▶ _Set exercise_: Below are records; count the lines that contain "Cube" and give only the total.

▶ _Task input_:
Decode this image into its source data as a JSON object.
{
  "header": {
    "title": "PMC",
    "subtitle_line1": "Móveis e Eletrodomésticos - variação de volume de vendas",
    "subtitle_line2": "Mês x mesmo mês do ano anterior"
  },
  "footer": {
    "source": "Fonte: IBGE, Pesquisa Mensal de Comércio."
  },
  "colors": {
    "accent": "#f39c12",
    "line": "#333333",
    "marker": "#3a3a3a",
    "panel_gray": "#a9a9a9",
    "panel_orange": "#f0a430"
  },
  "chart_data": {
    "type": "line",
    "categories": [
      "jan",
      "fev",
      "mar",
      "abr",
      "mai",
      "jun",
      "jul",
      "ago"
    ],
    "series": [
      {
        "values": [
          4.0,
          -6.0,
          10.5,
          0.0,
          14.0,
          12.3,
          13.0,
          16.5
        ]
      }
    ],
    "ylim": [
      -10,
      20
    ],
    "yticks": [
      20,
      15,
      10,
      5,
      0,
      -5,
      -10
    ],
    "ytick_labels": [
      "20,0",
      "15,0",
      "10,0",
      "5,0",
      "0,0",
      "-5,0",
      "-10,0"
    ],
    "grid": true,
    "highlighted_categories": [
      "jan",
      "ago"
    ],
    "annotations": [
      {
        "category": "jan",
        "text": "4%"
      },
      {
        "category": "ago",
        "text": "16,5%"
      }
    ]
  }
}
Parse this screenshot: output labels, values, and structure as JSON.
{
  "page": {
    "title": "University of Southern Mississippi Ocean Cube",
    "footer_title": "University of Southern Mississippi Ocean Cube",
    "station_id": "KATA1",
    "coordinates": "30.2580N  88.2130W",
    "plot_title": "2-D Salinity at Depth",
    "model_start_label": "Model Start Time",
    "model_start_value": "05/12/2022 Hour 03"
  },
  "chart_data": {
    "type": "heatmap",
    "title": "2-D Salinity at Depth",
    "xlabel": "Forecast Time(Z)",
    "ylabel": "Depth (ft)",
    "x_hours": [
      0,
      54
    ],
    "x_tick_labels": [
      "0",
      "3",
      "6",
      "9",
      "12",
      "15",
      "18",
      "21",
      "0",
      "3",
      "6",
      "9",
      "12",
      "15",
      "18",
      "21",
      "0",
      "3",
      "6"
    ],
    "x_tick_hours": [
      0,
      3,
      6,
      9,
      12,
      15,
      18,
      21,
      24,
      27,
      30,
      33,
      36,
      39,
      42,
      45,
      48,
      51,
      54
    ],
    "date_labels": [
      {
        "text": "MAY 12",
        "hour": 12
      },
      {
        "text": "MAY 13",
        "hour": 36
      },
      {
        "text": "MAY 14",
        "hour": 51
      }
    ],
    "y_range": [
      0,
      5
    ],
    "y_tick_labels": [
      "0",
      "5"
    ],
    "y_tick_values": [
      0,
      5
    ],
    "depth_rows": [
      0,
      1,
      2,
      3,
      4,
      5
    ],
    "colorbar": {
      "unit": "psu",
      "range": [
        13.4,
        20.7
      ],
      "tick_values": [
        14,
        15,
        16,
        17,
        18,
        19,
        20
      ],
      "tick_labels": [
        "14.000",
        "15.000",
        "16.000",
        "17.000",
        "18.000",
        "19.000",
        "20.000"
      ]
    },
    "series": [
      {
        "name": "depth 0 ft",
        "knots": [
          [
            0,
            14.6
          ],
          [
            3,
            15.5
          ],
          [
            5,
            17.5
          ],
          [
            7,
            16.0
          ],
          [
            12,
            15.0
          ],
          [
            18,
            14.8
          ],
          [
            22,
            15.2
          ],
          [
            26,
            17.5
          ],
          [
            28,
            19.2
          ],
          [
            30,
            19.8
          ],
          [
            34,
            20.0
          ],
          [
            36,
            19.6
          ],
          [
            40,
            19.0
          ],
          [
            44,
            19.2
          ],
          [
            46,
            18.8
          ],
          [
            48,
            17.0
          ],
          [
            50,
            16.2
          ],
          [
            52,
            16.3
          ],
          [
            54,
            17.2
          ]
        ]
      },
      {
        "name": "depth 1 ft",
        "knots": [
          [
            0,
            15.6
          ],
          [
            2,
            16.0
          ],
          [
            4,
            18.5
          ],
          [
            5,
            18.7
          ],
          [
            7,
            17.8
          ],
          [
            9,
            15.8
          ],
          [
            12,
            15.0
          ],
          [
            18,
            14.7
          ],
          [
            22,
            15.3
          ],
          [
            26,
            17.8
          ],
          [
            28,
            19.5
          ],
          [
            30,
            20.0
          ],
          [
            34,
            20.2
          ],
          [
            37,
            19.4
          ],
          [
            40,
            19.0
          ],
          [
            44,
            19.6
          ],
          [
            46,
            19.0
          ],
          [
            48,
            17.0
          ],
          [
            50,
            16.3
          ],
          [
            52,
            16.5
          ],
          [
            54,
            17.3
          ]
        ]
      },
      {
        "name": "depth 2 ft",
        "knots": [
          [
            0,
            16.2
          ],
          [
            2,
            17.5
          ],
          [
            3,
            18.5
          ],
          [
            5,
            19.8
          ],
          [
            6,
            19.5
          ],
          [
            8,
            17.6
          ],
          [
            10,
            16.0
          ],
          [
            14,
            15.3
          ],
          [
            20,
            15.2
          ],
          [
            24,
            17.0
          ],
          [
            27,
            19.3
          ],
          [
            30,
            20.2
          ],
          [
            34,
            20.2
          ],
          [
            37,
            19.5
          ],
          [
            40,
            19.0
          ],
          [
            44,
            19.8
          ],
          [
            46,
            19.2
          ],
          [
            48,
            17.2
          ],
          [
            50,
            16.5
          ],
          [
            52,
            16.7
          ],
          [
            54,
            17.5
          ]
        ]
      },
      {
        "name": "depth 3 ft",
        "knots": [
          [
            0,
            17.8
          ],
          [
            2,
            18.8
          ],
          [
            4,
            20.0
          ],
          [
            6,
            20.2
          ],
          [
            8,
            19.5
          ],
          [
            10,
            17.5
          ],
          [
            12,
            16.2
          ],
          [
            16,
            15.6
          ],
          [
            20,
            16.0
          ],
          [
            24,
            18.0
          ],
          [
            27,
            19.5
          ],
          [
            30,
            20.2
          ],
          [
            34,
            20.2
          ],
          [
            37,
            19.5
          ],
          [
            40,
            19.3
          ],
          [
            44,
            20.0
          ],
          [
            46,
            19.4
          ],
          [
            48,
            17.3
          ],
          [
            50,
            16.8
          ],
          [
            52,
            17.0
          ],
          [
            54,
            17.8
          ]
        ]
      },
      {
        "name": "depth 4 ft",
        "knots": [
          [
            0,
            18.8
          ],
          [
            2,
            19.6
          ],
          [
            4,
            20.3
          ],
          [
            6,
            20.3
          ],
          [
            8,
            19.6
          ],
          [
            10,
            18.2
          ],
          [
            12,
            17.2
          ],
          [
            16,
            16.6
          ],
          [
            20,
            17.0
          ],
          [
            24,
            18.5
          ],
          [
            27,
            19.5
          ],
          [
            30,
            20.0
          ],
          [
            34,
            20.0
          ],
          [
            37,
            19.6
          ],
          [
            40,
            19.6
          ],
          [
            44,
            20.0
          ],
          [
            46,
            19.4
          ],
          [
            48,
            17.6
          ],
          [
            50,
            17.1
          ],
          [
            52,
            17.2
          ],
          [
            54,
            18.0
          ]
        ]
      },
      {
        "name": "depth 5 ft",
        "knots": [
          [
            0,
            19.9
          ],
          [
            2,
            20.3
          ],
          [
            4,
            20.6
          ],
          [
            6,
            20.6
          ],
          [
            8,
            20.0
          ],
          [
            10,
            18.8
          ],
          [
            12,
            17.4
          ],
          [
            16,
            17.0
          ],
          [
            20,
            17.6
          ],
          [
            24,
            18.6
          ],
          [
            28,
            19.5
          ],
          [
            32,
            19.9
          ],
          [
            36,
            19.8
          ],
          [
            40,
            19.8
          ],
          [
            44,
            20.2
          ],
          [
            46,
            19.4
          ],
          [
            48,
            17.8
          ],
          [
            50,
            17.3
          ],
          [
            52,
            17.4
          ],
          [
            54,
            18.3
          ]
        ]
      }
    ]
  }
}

▶ _Task result_: 2